++++ Exercise data
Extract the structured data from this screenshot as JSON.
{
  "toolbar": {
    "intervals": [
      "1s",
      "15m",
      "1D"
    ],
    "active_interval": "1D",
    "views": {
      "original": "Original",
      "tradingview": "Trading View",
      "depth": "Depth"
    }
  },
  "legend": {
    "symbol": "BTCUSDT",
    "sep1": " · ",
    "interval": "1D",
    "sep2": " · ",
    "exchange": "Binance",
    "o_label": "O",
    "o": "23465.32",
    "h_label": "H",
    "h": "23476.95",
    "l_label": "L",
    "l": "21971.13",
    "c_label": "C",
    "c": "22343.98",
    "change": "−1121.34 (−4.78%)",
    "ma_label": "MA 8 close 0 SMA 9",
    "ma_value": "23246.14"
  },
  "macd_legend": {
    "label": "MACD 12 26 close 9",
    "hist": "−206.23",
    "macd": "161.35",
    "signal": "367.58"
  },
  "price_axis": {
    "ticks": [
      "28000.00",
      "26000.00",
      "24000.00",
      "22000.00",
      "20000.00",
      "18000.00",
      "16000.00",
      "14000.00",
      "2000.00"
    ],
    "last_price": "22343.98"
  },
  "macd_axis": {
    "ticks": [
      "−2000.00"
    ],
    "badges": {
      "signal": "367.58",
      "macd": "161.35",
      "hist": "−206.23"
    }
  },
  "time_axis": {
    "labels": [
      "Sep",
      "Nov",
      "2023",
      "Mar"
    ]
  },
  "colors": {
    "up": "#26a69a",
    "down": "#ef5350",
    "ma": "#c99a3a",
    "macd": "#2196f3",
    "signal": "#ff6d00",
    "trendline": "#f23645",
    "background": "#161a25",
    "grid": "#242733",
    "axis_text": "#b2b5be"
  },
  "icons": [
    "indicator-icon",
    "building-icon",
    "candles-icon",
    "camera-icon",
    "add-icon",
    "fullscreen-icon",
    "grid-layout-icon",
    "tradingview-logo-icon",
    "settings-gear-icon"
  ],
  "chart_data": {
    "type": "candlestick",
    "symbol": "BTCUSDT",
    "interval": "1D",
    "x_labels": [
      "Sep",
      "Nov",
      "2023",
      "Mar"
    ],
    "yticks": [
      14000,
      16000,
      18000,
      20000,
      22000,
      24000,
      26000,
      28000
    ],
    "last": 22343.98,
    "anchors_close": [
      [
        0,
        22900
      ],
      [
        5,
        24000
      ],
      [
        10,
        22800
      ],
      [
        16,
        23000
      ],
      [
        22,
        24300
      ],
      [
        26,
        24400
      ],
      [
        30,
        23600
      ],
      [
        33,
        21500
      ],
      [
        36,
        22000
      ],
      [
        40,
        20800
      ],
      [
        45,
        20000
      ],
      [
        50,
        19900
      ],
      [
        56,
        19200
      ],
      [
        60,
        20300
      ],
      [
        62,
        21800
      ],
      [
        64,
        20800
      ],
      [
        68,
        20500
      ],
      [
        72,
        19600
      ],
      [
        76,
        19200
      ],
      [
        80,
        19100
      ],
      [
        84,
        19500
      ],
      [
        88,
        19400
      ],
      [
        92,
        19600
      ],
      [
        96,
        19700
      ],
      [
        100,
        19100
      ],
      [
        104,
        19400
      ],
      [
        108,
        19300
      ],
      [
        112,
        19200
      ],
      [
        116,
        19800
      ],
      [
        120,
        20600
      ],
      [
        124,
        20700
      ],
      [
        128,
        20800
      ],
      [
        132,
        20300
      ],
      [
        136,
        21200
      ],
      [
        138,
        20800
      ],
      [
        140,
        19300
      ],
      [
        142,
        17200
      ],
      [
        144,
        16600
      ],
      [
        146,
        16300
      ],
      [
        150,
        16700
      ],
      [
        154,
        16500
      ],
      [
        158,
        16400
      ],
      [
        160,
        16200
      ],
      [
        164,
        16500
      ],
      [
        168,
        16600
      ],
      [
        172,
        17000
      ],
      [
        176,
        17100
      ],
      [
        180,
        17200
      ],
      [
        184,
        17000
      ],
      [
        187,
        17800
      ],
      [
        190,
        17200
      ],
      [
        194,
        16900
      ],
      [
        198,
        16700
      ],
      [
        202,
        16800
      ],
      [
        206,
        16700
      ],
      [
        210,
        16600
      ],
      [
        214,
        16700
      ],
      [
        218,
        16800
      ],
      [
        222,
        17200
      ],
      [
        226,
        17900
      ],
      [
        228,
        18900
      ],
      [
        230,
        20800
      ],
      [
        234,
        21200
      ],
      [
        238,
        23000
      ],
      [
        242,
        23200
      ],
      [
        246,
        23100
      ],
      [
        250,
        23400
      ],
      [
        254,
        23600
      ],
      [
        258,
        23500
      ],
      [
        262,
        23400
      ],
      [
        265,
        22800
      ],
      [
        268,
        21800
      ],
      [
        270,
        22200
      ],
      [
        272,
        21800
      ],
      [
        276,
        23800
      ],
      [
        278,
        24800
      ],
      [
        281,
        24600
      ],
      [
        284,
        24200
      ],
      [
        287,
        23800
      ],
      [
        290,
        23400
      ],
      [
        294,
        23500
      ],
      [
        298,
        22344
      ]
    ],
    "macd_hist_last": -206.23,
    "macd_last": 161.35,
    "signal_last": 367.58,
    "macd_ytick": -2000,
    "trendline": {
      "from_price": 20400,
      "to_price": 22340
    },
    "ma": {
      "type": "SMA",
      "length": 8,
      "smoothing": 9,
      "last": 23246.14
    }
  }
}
++++++++
> Directive
Reproduce the records above exactly as they appear.

> Exercise response
Extract the structured data from this screenshot as JSON.
{
  "toolbar": {
    "intervals": [
      "1s",
      "15m",
      "1D"
    ],
    "active_interval": "1D",
    "views": {
      "original": "Original",
      "tradingview": "Trading View",
      "depth": "Depth"
    }
  },
  "legend": {
    "symbol": "BTCUSDT",
    "sep1": " · ",
    "interval": "1D",
    "sep2": " · ",
    "exchange": "Binance",
    "o_label": "O",
    "o": "23465.32",
    "h_label": "H",
    "h": "23476.95",
    "l_label": "L",
    "l": "21971.13",
    "c_label": "C",
    "c": "22343.98",
    "change": "−1121.34 (−4.78%)",
    "ma_label": "MA 8 close 0 SMA 9",
    "ma_value": "23246.14"
  },
  "macd_legend": {
    "label": "MACD 12 26 close 9",
    "hist": "−206.23",
    "macd": "161.35",
    "signal": "367.58"
  },
  "price_axis": {
    "ticks": [
      "28000.00",
      "26000.00",
      "24000.00",
      "22000.00",
      "20000.00",
      "18000.00",
      "16000.00",
      "14000.00",
      "2000.00"
    ],
    "last_price": "22343.98"
  },
  "macd_axis": {
    "ticks": [
      "−2000.00"
    ],
    "badges": {
      "signal": "367.58",
      "macd": "161.35",
      "hist": "−206.23"
    }
  },
  "time_axis": {
    "labels": [
      "Sep",
      "Nov",
      "2023",
      "Mar"
    ]
  },
  "colors": {
    "up": "#26a69a",
    "down": "#ef5350",
    "ma": "#c99a3a",
    "macd": "#2196f3",
    "signal": "#ff6d00",
    "trendline": "#f23645",
    "background": "#161a25",
    "grid": "#242733",
    "axis_text": "#b2b5be"
  },
  "icons": [
    "indicator-icon",
    "building-icon",
    "candles-icon",
    "camera-icon",
    "add-icon",
    "fullscreen-icon",
    "grid-layout-icon",
    "tradingview-logo-icon",
    "settings-gear-icon"
  ],
  "chart_data": {
    "type": "candlestick",
    "symbol": "BTCUSDT",
    "interval": "1D",
    "x_labels": [
      "Sep",
      "Nov",
      "2023",
      "Mar"
    ],
    "yticks": [
      14000,
      16000,
      18000,
      20000,
      22000,
      24000,
      26000,
      28000
    ],
    "last": 22343.98,
    "anchors_close": [
      [
        0,
        22900
      ],
      [
        5,
        24000
      ],
      [
        10,
        22800
      ],
      [
        16,
        23000
      ],
      [
        22,
        24300
      ],
      [
        26,
        24400
      ],
      [
        30,
        23600
      ],
      [
        33,
        21500
      ],
      [
        36,
        22000
      ],
      [
        40,
        20800
      ],
      [
        45,
        20000
      ],
      [
        50,
        19900
      ],
      [
        56,
        19200
      ],
      [
        60,
        20300
      ],
      [
        62,
        21800
      ],
      [
        64,
        20800
      ],
      [
        68,
        20500
      ],
      [
        72,
        19600
      ],
      [
        76,
        19200
      ],
      [
        80,
        19100
      ],
      [
        84,
        19500
      ],
      [
        88,
        19400
      ],
      [
        92,
        19600
      ],
      [
        96,
        19700
      ],
      [
        100,
        19100
      ],
      [
        104,
        19400
      ],
      [
        108,
        19300
      ],
      [
        112,
        19200
      ],
      [
        116,
        19800
      ],
      [
        120,
        20600
      ],
      [
        124,
        20700
      ],
      [
        128,
        20800
      ],
      [
        132,
        20300
      ],
      [
        136,
        21200
      ],
      [
        138,
        20800
      ],
      [
        140,
        19300
      ],
      [
        142,
        17200
      ],
      [
        144,
        16600
      ],
      [
        146,
        16300
      ],
      [
        150,
        16700
      ],
      [
        154,
        16500
      ],
      [
        158,
        16400
      ],
      [
        160,
        16200
      ],
      [
        164,
        16500
      ],
      [
        168,
        16600
      ],
      [
        172,
        17000
      ],
      [
        176,
        17100
      ],
      [
        180,
        17200
      ],
      [
        184,
        17000
      ],
      [
        187,
        17800
      ],
      [
        190,
        17200
      ],
      [
        194,
        16900
      ],
      [
        198,
        16700
      ],
      [
        202,
        16800
      ],
      [
        206,
        16700
      ],
      [
        210,
        16600
      ],
      [
        214,
        16700
      ],
      [
        218,
        16800
      ],
      [
        222,
        17200
      ],
      [
        226,
        17900
      ],
      [
        228,
        18900
      ],
      [
        230,
        20800
      ],
      [
        234,
        21200
      ],
      [
        238,
        23000
      ],
      [
        242,
        23200
      ],
      [
        246,
        23100
      ],
      [
        250,
        23400
      ],
      [
        254,
        23600
      ],
      [
        258,
        23500
      ],
      [
        262,
        23400
      ],
      [
        265,
        22800
      ],
      [
        268,
        21800
      ],
      [
        270,
        22200
      ],
      [
        272,
        21800
      ],
      [
        276,
        23800
      ],
      [
        278,
        24800
      ],
      [
        281,
        24600
      ],
      [
        284,
        24200
      ],
      [
        287,
        23800
      ],
      [
        290,
        23400
      ],
      [
        294,
        23500
      ],
      [
        298,
        22344
      ]
    ],
    "macd_hist_last": -206.23,
    "macd_last": 161.35,
    "signal_last": 367.58,
    "macd_ytick": -2000,
    "trendline": {
      "from_price": 20400,
      "to_price": 22340
    },
    "ma": {
      "type": "SMA",
      "length": 8,
      "smoothing": 9,
      "last": 23246.14
    }
  }
}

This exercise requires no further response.